| WHAT YOU SHOULD DO |
Without omitting anything, retype the data that follows.

══════

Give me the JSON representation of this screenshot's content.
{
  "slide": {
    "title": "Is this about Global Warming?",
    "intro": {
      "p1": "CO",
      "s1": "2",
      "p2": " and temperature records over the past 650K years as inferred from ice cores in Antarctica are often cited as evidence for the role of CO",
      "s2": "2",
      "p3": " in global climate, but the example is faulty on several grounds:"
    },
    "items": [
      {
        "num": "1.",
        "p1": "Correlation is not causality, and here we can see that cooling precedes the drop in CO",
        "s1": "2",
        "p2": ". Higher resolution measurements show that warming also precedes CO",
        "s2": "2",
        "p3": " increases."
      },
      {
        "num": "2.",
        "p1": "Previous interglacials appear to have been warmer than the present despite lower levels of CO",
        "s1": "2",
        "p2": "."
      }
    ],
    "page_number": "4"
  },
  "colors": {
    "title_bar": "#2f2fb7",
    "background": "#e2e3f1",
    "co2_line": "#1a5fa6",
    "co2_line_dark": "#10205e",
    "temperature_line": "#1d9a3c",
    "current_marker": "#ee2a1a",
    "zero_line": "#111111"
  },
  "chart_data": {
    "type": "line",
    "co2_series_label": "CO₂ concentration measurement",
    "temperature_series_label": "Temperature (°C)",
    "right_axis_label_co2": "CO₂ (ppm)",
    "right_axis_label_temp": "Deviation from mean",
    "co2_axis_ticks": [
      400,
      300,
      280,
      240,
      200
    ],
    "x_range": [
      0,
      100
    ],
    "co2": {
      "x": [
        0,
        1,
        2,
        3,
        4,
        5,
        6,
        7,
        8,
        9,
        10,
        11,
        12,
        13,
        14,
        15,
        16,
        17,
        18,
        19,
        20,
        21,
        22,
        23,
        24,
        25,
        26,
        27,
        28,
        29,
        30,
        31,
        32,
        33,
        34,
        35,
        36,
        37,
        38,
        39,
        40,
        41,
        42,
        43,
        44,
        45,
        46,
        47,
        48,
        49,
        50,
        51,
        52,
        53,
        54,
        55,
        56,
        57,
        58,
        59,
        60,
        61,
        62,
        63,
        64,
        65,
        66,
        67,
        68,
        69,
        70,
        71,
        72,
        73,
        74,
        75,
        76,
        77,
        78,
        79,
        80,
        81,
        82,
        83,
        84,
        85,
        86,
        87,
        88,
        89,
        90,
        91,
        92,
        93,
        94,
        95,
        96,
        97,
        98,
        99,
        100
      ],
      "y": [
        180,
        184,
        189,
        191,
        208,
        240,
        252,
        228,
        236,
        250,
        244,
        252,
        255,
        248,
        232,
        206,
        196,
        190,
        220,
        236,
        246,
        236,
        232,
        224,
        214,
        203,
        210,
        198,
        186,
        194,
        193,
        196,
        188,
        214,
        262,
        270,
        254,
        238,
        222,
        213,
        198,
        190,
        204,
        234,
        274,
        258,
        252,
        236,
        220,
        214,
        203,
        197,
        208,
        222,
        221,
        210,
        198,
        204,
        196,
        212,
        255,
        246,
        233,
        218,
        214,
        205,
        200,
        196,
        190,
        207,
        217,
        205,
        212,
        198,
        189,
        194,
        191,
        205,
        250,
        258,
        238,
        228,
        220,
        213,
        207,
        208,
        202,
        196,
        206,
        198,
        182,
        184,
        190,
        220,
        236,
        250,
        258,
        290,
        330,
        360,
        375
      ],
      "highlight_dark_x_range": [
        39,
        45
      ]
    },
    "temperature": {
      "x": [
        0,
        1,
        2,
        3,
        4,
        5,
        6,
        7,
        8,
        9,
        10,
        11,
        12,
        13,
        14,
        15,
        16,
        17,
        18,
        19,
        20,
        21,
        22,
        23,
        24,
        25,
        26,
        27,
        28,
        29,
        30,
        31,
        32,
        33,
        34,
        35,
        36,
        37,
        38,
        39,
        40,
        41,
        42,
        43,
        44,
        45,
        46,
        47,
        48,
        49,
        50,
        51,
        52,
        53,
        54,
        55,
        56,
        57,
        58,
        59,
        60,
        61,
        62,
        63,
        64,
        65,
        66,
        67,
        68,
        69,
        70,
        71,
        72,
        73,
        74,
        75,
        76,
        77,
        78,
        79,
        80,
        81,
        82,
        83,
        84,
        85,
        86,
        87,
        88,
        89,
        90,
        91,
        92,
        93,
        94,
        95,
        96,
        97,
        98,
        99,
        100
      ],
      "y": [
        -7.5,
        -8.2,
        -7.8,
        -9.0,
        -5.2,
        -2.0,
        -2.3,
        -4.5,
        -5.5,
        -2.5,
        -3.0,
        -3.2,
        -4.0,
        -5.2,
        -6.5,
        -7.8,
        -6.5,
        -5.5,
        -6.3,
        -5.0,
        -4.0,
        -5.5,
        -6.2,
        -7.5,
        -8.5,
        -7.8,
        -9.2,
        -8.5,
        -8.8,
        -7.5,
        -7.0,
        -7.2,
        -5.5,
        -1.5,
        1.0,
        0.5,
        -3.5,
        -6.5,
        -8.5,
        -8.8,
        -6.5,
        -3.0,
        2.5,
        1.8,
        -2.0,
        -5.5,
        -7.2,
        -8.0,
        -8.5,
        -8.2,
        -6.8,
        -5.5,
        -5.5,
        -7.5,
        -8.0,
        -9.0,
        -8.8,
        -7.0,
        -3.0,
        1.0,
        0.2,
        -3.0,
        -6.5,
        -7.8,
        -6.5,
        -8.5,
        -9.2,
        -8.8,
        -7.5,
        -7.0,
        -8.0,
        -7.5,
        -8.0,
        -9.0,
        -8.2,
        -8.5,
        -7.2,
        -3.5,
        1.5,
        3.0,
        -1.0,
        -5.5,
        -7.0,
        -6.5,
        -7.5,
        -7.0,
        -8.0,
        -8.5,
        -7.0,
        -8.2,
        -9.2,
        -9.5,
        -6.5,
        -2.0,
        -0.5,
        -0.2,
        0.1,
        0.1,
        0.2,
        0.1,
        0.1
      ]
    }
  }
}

══════

| SOLVED EXERCISE |
Give me the JSON representation of this screenshot's content.
{
  "slide": {
    "title": "Is this about Global Warming?",
    "intro": {
      "p1": "CO",
      "s1": "2",
      "p2": " and temperature records over the past 650K years as inferred from ice cores in Antarctica are often cited as evidence for the role of CO",
      "s2": "2",
      "p3": " in global climate, but the example is faulty on several grounds:"
    },
    "items": [
      {
        "num": "1.",
        "p1": "Correlation is not causality, and here we can see that cooling precedes the drop in CO",
        "s1": "2",
        "p2": ". Higher resolution measurements show that warming also precedes CO",
        "s2": "2",
        "p3": " increases."
      },
      {
        "num": "2.",
        "p1": "Previous interglacials appear to have been warmer than the present despite lower levels of CO",
        "s1": "2",
        "p2": "."
      }
    ],
    "page_number": "4"
  },
  "colors": {
    "title_bar": "#2f2fb7",
    "background": "#e2e3f1",
    "co2_line": "#1a5fa6",
    "co2_line_dark": "#10205e",
    "temperature_line": "#1d9a3c",
    "current_marker": "#ee2a1a",
    "zero_line": "#111111"
  },
  "chart_data": {
    "type": "line",
    "co2_series_label": "CO₂ concentration measurement",
    "temperature_series_label": "Temperature (°C)",
    "right_axis_label_co2": "CO₂ (ppm)",
    "right_axis_label_temp": "Deviation from mean",
    "co2_axis_ticks": [
      400,
      300,
      280,
      240,
      200
    ],
    "x_range": [
      0,
      100
    ],
    "co2": {
      "x": [
        0,
        1,
        2,
        3,
        4,
        5,
        6,
        7,
        8,
        9,
        10,
        11,
        12,
        13,
        14,
        15,
        16,
        17,
        18,
        19,
        20,
        21,
        22,
        23,
        24,
        25,
        26,
        27,
        28,
        29,
        30,
        31,
        32,
        33,
        34,
        35,
        36,
        37,
        38,
        39,
        40,
        41,
        42,
        43,
        44,
        45,
        46,
        47,
        48,
        49,
        50,
        51,
        52,
        53,
        54,
        55,
        56,
        57,
        58,
        59,
        60,
        61,
        62,
        63,
        64,
        65,
        66,
        67,
        68,
        69,
        70,
        71,
        72,
        73,
        74,
        75,
        76,
        77,
        78,
        79,
        80,
        81,
        82,
        83,
        84,
        85,
        86,
        87,
        88,
        89,
        90,
        91,
        92,
        93,
        94,
        95,
        96,
        97,
        98,
        99,
        100
      ],
      "y": [
        180,
        184,
        189,
        191,
        208,
        240,
        252,
        228,
        236,
        250,
        244,
        252,
        255,
        248,
        232,
        206,
        196,
        190,
        220,
        236,
        246,
        236,
        232,
        224,
        214,
        203,
        210,
        198,
        186,
        194,
        193,
        196,
        188,
        214,
        262,
        270,
        254,
        238,
        222,
        213,
        198,
        190,
        204,
        234,
        274,
        258,
        252,
        236,
        220,
        214,
        203,
        197,
        208,
        222,
        221,
        210,
        198,
        204,
        196,
        212,
        255,
        246,
        233,
        218,
        214,
        205,
        200,
        196,
        190,
        207,
        217,
        205,
        212,
        198,
        189,
        194,
        191,
        205,
        250,
        258,
        238,
        228,
        220,
        213,
        207,
        208,
        202,
        196,
        206,
        198,
        182,
        184,
        190,
        220,
        236,
        250,
        258,
        290,
        330,
        360,
        375
      ],
      "highlight_dark_x_range": [
        39,
        45
      ]
    },
    "temperature": {
      "x": [
        0,
        1,
        2,
        3,
        4,
        5,
        6,
        7,
        8,
        9,
        10,
        11,
        12,
        13,
        14,
        15,
        16,
        17,
        18,
        19,
        20,
        21,
        22,
        23,
        24,
        25,
        26,
        27,
        28,
        29,
        30,
        31,
        32,
        33,
        34,
        35,
        36,
        37,
        38,
        39,
        40,
        41,
        42,
        43,
        44,
        45,
        46,
        47,
        48,
        49,
        50,
        51,
        52,
        53,
        54,
        55,
        56,
        57,
        58,
        59,
        60,
        61,
        62,
        63,
        64,
        65,
        66,
        67,
        68,
        69,
        70,
        71,
        72,
        73,
        74,
        75,
        76,
        77,
        78,
        79,
        80,
        81,
        82,
        83,
        84,
        85,
        86,
        87,
        88,
        89,
        90,
        91,
        92,
        93,
        94,
        95,
        96,
        97,
        98,
        99,
        100
      ],
      "y": [
        -7.5,
        -8.2,
        -7.8,
        -9.0,
        -5.2,
        -2.0,
        -2.3,
        -4.5,
        -5.5,
        -2.5,
        -3.0,
        -3.2,
        -4.0,
        -5.2,
        -6.5,
        -7.8,
        -6.5,
        -5.5,
        -6.3,
        -5.0,
        -4.0,
        -5.5,
        -6.2,
        -7.5,
        -8.5,
        -7.8,
        -9.2,
        -8.5,
        -8.8,
        -7.5,
        -7.0,
        -7.2,
        -5.5,
        -1.5,
        1.0,
        0.5,
        -3.5,
        -6.5,
        -8.5,
        -8.8,
        -6.5,
        -3.0,
        2.5,
        1.8,
        -2.0,
        -5.5,
        -7.2,
        -8.0,
        -8.5,
        -8.2,
        -6.8,
        -5.5,
        -5.5,
        -7.5,
        -8.0,
        -9.0,
        -8.8,
        -7.0,
        -3.0,
        1.0,
        0.2,
        -3.0,
        -6.5,
        -7.8,
        -6.5,
        -8.5,
        -9.2,
        -8.8,
        -7.5,
        -7.0,
        -8.0,
        -7.5,
        -8.0,
        -9.0,
        -8.2,
        -8.5,
        -7.2,
        -3.5,
        1.5,
        3.0,
        -1.0,
        -5.5,
        -7.0,
        -6.5,
        -7.5,
        -7.0,
        -8.0,
        -8.5,
        -7.0,
        -8.2,
        -9.2,
        -9.5,
        -6.5,
        -2.0,
        -0.5,
        -0.2,
        0.1,
        0.1,
        0.2,
        0.1,
        0.1
      ]
    }
  }
}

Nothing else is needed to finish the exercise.